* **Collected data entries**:

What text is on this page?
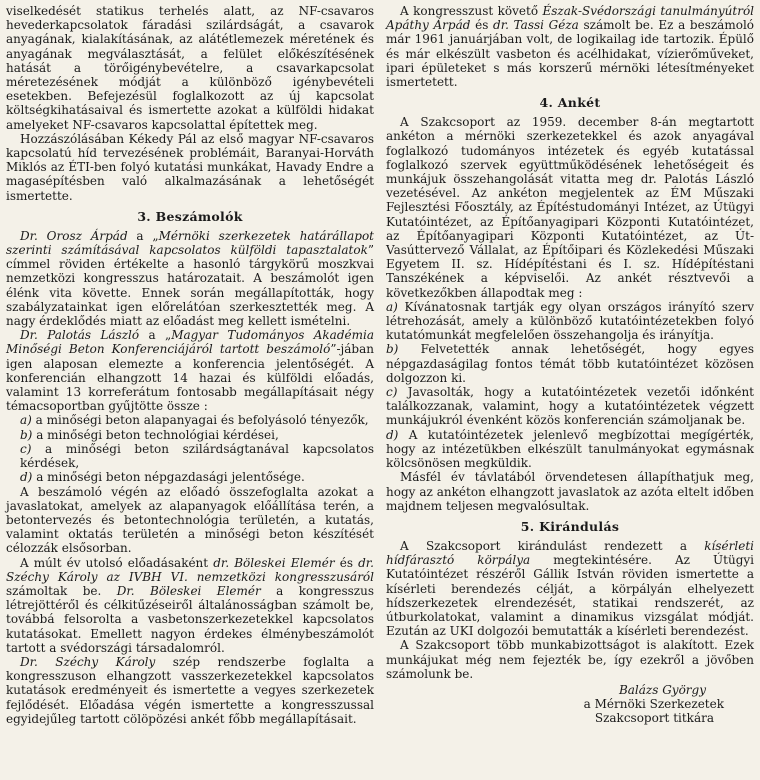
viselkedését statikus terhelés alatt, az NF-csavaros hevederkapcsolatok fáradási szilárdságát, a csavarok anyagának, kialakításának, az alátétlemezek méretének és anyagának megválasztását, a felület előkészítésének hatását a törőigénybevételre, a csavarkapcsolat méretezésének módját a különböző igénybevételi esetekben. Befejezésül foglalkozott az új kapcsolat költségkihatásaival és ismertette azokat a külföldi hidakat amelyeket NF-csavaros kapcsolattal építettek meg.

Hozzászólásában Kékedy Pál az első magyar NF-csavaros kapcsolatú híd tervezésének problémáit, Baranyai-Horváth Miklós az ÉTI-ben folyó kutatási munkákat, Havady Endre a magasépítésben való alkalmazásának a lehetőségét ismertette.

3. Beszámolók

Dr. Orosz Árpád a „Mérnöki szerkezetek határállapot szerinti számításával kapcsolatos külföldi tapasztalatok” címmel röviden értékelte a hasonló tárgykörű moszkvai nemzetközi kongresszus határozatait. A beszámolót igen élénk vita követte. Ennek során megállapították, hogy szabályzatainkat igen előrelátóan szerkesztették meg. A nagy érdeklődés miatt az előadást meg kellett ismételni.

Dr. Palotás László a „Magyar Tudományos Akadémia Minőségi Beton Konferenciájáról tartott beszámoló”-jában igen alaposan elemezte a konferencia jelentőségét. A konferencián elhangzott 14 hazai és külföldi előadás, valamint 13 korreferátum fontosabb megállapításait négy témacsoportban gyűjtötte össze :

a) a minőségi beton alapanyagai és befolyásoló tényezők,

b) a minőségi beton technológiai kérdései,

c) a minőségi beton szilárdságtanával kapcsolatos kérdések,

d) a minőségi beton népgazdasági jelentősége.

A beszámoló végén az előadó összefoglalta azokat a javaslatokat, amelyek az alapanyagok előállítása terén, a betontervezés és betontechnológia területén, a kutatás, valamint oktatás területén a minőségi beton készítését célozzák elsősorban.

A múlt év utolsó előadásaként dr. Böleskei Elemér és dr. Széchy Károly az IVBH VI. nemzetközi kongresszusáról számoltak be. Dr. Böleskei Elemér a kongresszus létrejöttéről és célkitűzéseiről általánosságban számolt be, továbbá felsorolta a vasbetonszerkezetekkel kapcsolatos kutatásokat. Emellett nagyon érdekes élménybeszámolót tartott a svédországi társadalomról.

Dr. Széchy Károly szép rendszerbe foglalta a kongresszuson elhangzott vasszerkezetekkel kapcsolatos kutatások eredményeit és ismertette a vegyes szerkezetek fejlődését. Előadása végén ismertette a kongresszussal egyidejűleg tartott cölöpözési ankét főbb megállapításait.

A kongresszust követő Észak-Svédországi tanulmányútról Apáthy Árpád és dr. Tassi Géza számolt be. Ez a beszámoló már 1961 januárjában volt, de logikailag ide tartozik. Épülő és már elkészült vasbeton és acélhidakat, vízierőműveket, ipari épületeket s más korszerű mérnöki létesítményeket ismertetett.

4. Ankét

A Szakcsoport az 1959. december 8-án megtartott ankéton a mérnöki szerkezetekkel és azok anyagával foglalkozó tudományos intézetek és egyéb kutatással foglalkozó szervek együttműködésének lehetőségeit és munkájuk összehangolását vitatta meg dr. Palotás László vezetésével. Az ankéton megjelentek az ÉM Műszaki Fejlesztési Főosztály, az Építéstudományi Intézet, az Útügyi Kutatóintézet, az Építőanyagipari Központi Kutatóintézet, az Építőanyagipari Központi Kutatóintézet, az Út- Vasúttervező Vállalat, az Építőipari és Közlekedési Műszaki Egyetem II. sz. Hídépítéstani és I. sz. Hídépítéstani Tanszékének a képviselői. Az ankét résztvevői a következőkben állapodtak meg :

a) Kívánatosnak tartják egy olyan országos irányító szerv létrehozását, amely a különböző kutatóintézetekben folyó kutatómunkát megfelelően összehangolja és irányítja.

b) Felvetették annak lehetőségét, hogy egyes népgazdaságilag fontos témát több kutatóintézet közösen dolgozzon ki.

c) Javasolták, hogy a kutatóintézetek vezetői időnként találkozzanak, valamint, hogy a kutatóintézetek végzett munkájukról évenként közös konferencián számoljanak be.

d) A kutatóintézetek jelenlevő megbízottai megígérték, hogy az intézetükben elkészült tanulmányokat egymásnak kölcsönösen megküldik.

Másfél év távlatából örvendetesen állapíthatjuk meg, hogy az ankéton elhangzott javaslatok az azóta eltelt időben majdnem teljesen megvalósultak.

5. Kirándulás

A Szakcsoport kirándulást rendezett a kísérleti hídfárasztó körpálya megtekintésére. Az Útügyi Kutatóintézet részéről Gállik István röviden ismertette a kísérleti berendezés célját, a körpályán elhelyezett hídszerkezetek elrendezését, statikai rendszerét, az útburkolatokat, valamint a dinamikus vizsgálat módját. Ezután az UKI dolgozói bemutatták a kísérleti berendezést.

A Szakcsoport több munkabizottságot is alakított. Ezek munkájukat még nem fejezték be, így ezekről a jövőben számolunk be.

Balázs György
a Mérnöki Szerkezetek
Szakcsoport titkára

* **EXERCISE PROMPT**:
From the data, list each line in which the string "Széchy" appears.

* **EXERCISE SOLUTION**:
A múlt év utolsó előadásaként dr. Böleskei Elemér és dr. Széchy Károly az IVBH VI. nemzetközi kongresszusáról számoltak be. Dr. Böleskei Elemér a kongresszus létrejöttéről és célkitűzéseiről általánosságban számolt be, továbbá felsorolta a vasbetonszerkezetekkel kapcsolatos kutatásokat. Emellett nagyon érdekes élménybeszámolót tartott a svédországi társadalomról.
Dr. Széchy Károly szép rendszerbe foglalta a kongresszuson elhangzott vasszerkezetekkel kapcsolatos kutatások eredményeit és ismertette a vegyes szerkezetek fejlődését. Előadása végén ismertette a kongresszussal egyidejűleg tartott cölöpözési ankét főbb megállapításait.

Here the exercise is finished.